──────── Record extracts ────────

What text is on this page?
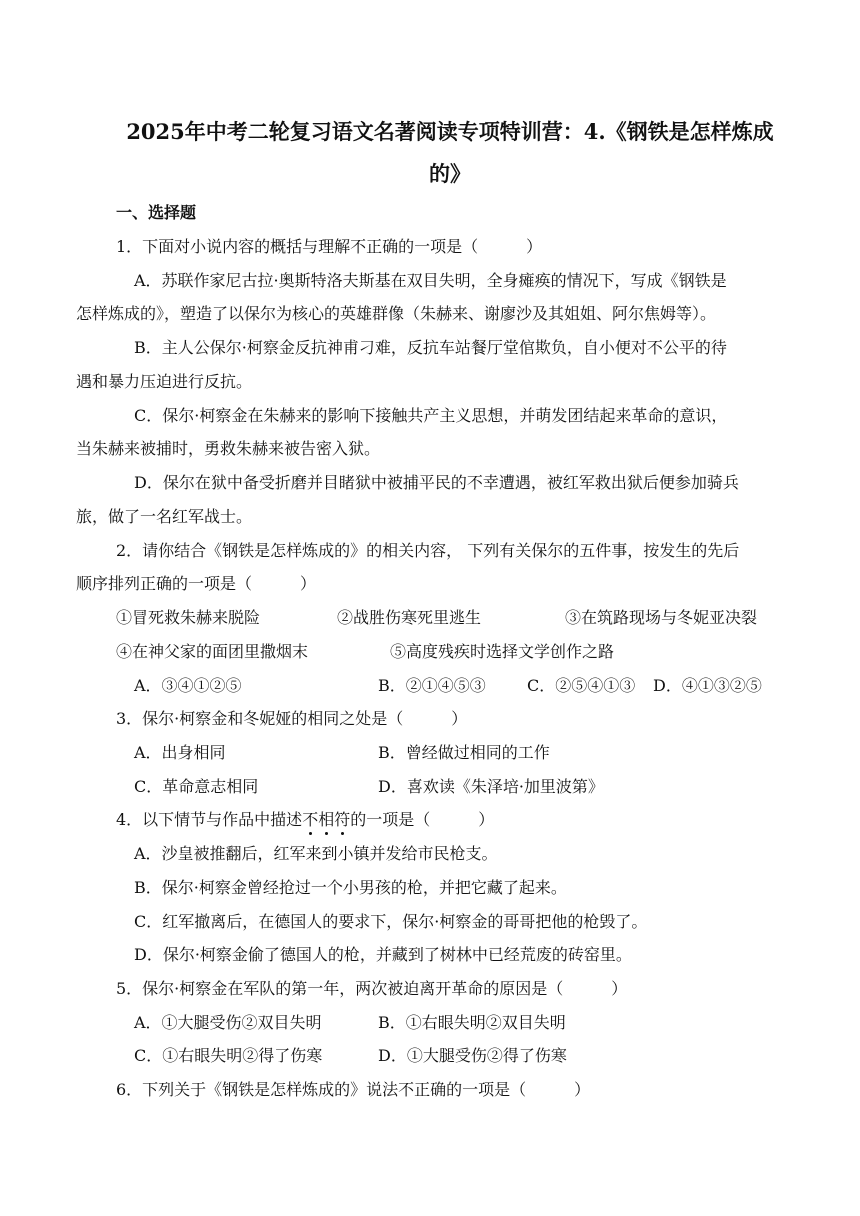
2025年中考二轮复习语文名著阅读专项特训营：4.《钢铁是怎样炼成
的》
一、选择题
1．下面对小说内容的概括与理解不正确的一项是（　　　）
A．苏联作家尼古拉·奥斯特洛夫斯基在双目失明，全身瘫痪的情况下，写成《钢铁是
怎样炼成的》，塑造了以保尔为核心的英雄群像（朱赫来、谢廖沙及其姐姐、阿尔焦姆等）。
B．主人公保尔·柯察金反抗神甫刁难，反抗车站餐厅堂倌欺负，自小便对不公平的待
遇和暴力压迫进行反抗。
C．保尔·柯察金在朱赫来的影响下接触共产主义思想，并萌发团结起来革命的意识，
当朱赫来被捕时，勇救朱赫来被告密入狱。
D．保尔在狱中备受折磨并目睹狱中被捕平民的不幸遭遇，被红军救出狱后便参加骑兵
旅，做了一名红军战士。
2．请你结合《钢铁是怎样炼成的》的相关内容， 下列有关保尔的五件事，按发生的先后
顺序排列正确的一项是（　　　）
①冒死救朱赫来脱险	②战胜伤寒死里逃生	③在筑路现场与冬妮亚决裂
④在神父家的面团里撒烟末	⑤高度残疾时选择文学创作之路
A．③④①②⑤	B．②①④⑤③	C．②⑤④①③ D．④①③②⑤
3．保尔·柯察金和冬妮娅的相同之处是（　　　）
A．出身相同	B．曾经做过相同的工作
C．革命意志相同	D．喜欢读《朱泽培·加里波第》
4．以下情节与作品中描述不相符的一项是（　　　）
A．沙皇被推翻后，红军来到小镇并发给市民枪支。
B．保尔·柯察金曾经抢过一个小男孩的枪，并把它藏了起来。
C．红军撤离后，在德国人的要求下，保尔·柯察金的哥哥把他的枪毁了。
D．保尔·柯察金偷了德国人的枪，并藏到了树林中已经荒废的砖窑里。
5．保尔·柯察金在军队的第一年，两次被迫离开革命的原因是（　　　）
A．①大腿受伤②双目失明	B．①右眼失明②双目失明
C．①右眼失明②得了伤寒	D．①大腿受伤②得了伤寒
6．下列关于《钢铁是怎样炼成的》说法不正确的一项是（　　　）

────────

→ What needs to be done
Retype every entry verbatim and exclude the pictures from the copy.

→ Written answer
What text is on this page?
2025年中考二轮复习语文名著阅读专项特训营：4.《钢铁是怎样炼成
的》
一、选择题
1．下面对小说内容的概括与理解不正确的一项是（　　　）
A．苏联作家尼古拉·奥斯特洛夫斯基在双目失明，全身瘫痪的情况下，写成《钢铁是
怎样炼成的》，塑造了以保尔为核心的英雄群像（朱赫来、谢廖沙及其姐姐、阿尔焦姆等）。
B．主人公保尔·柯察金反抗神甫刁难，反抗车站餐厅堂倌欺负，自小便对不公平的待
遇和暴力压迫进行反抗。
C．保尔·柯察金在朱赫来的影响下接触共产主义思想，并萌发团结起来革命的意识，
当朱赫来被捕时，勇救朱赫来被告密入狱。
D．保尔在狱中备受折磨并目睹狱中被捕平民的不幸遭遇，被红军救出狱后便参加骑兵
旅，做了一名红军战士。
2．请你结合《钢铁是怎样炼成的》的相关内容， 下列有关保尔的五件事，按发生的先后
顺序排列正确的一项是（　　　）
①冒死救朱赫来脱险	②战胜伤寒死里逃生	③在筑路现场与冬妮亚决裂
④在神父家的面团里撒烟末	⑤高度残疾时选择文学创作之路
A．③④①②⑤	B．②①④⑤③	C．②⑤④①③ D．④①③②⑤
3．保尔·柯察金和冬妮娅的相同之处是（　　　）
A．出身相同	B．曾经做过相同的工作
C．革命意志相同	D．喜欢读《朱泽培·加里波第》
4．以下情节与作品中描述不相符的一项是（　　　）
A．沙皇被推翻后，红军来到小镇并发给市民枪支。
B．保尔·柯察金曾经抢过一个小男孩的枪，并把它藏了起来。
C．红军撤离后，在德国人的要求下，保尔·柯察金的哥哥把他的枪毁了。
D．保尔·柯察金偷了德国人的枪，并藏到了树林中已经荒废的砖窑里。
5．保尔·柯察金在军队的第一年，两次被迫离开革命的原因是（　　　）
A．①大腿受伤②双目失明	B．①右眼失明②双目失明
C．①右眼失明②得了伤寒	D．①大腿受伤②得了伤寒
6．下列关于《钢铁是怎样炼成的》说法不正确的一项是（　　　）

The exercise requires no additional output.